* **Brief**
Take from the listing each line that has the string "mimic".

* **Recorded data**

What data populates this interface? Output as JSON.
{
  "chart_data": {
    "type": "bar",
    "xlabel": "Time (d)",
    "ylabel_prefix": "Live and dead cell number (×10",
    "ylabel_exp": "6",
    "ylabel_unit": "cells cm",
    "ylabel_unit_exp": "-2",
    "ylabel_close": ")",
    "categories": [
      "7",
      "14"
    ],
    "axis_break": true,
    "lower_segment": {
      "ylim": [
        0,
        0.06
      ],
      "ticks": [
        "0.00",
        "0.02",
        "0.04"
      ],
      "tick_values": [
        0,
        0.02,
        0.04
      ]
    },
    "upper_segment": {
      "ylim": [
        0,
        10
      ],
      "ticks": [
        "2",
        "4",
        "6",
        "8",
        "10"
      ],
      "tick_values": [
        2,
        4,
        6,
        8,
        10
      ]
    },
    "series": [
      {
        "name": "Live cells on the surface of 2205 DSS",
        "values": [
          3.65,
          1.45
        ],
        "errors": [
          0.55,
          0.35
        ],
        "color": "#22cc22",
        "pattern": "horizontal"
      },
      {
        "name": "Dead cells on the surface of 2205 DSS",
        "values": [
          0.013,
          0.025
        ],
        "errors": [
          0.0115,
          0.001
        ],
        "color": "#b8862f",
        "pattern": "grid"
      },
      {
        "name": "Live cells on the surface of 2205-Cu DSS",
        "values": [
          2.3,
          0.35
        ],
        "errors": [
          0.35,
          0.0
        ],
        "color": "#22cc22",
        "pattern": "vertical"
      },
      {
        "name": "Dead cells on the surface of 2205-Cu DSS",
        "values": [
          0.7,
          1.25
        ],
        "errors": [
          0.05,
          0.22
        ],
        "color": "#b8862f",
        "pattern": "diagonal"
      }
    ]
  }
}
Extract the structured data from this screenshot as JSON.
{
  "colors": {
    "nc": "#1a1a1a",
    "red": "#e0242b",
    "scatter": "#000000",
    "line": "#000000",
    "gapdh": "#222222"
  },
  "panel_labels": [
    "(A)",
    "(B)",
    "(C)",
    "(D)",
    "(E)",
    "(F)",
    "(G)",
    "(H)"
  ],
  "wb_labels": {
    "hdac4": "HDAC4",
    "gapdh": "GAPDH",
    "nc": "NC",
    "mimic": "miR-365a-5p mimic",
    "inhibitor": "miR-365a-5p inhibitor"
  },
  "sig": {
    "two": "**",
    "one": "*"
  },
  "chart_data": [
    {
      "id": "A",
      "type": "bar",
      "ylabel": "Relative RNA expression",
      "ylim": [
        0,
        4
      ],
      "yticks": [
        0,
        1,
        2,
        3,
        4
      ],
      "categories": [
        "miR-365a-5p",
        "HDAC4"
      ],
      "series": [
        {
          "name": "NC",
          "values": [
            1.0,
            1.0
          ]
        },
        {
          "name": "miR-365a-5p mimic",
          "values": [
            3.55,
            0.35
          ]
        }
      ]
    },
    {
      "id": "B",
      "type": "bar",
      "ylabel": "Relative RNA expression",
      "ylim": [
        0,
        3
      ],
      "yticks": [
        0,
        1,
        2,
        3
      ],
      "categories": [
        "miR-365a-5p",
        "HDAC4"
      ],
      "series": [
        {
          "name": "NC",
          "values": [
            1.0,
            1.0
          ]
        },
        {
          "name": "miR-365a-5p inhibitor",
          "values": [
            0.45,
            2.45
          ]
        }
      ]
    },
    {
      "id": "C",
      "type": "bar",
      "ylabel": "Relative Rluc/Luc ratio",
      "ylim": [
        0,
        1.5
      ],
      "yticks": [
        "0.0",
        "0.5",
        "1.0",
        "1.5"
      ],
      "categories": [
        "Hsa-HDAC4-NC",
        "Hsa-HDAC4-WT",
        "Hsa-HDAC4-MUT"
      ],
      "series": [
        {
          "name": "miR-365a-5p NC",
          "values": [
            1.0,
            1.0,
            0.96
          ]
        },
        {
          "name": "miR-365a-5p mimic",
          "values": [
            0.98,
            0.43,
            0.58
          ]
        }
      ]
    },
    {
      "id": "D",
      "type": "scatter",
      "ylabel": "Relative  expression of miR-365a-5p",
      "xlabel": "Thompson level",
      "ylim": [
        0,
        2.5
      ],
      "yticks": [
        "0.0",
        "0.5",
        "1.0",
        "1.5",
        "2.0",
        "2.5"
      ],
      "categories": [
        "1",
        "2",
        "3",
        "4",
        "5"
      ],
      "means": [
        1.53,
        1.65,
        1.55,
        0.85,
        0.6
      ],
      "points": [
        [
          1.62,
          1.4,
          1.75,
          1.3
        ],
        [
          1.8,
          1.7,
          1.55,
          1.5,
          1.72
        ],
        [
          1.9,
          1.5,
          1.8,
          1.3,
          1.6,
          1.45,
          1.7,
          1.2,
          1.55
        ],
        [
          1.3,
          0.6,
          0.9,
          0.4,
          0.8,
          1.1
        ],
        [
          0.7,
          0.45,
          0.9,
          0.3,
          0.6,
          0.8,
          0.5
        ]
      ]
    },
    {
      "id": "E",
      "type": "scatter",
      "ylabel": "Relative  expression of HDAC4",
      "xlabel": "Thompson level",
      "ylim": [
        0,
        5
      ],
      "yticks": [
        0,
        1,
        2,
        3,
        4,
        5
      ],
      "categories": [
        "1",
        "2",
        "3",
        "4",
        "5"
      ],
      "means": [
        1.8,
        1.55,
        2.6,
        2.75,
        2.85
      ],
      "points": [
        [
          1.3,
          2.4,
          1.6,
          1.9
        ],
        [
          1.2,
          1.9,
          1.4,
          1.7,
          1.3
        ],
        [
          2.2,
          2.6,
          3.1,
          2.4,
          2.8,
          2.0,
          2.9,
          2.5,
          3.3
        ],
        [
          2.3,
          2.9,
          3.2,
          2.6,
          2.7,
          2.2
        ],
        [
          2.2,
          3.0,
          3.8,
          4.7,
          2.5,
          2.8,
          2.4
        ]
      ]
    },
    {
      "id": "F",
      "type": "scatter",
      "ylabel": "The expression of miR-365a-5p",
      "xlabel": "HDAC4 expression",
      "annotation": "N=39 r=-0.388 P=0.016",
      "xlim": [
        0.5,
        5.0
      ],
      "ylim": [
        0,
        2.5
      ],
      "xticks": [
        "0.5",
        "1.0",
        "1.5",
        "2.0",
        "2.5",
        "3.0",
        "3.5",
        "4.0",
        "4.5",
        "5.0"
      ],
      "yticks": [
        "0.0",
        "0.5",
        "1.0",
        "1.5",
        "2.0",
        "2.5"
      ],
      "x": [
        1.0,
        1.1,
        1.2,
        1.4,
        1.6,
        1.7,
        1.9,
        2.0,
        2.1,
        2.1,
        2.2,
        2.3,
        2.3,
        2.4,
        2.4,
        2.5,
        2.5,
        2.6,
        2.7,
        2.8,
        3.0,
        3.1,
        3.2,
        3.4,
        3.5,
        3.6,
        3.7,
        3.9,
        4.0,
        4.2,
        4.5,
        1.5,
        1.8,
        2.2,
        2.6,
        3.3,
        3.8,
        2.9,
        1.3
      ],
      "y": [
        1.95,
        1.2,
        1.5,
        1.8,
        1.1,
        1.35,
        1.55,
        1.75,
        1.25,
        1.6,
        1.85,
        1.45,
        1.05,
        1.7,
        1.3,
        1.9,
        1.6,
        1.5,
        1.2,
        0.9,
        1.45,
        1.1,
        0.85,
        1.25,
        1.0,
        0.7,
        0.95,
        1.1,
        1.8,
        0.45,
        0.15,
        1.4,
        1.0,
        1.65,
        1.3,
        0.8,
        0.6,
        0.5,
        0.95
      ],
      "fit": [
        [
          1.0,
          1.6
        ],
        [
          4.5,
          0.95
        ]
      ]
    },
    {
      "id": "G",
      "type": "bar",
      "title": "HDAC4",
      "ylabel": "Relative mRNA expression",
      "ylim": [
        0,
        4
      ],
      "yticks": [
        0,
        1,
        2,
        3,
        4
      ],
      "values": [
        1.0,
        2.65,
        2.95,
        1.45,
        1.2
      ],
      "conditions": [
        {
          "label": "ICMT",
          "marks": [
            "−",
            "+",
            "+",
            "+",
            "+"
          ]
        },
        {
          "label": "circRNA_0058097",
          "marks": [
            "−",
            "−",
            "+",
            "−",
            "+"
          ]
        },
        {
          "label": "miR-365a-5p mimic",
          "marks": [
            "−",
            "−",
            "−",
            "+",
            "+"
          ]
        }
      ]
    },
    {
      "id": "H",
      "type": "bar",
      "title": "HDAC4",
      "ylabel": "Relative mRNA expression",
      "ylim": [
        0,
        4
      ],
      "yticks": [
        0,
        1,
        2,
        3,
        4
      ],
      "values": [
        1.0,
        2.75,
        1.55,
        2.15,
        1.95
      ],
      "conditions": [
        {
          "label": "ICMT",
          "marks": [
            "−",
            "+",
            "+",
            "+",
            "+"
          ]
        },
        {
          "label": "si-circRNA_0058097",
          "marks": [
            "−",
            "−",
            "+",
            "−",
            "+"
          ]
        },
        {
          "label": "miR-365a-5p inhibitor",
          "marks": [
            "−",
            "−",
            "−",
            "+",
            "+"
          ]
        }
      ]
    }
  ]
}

* **Finished exercise**
    "mimic": "miR-365a-5p mimic",
          "name": "miR-365a-5p mimic",
          "name": "miR-365a-5p mimic",
          "label": "miR-365a-5p mimic",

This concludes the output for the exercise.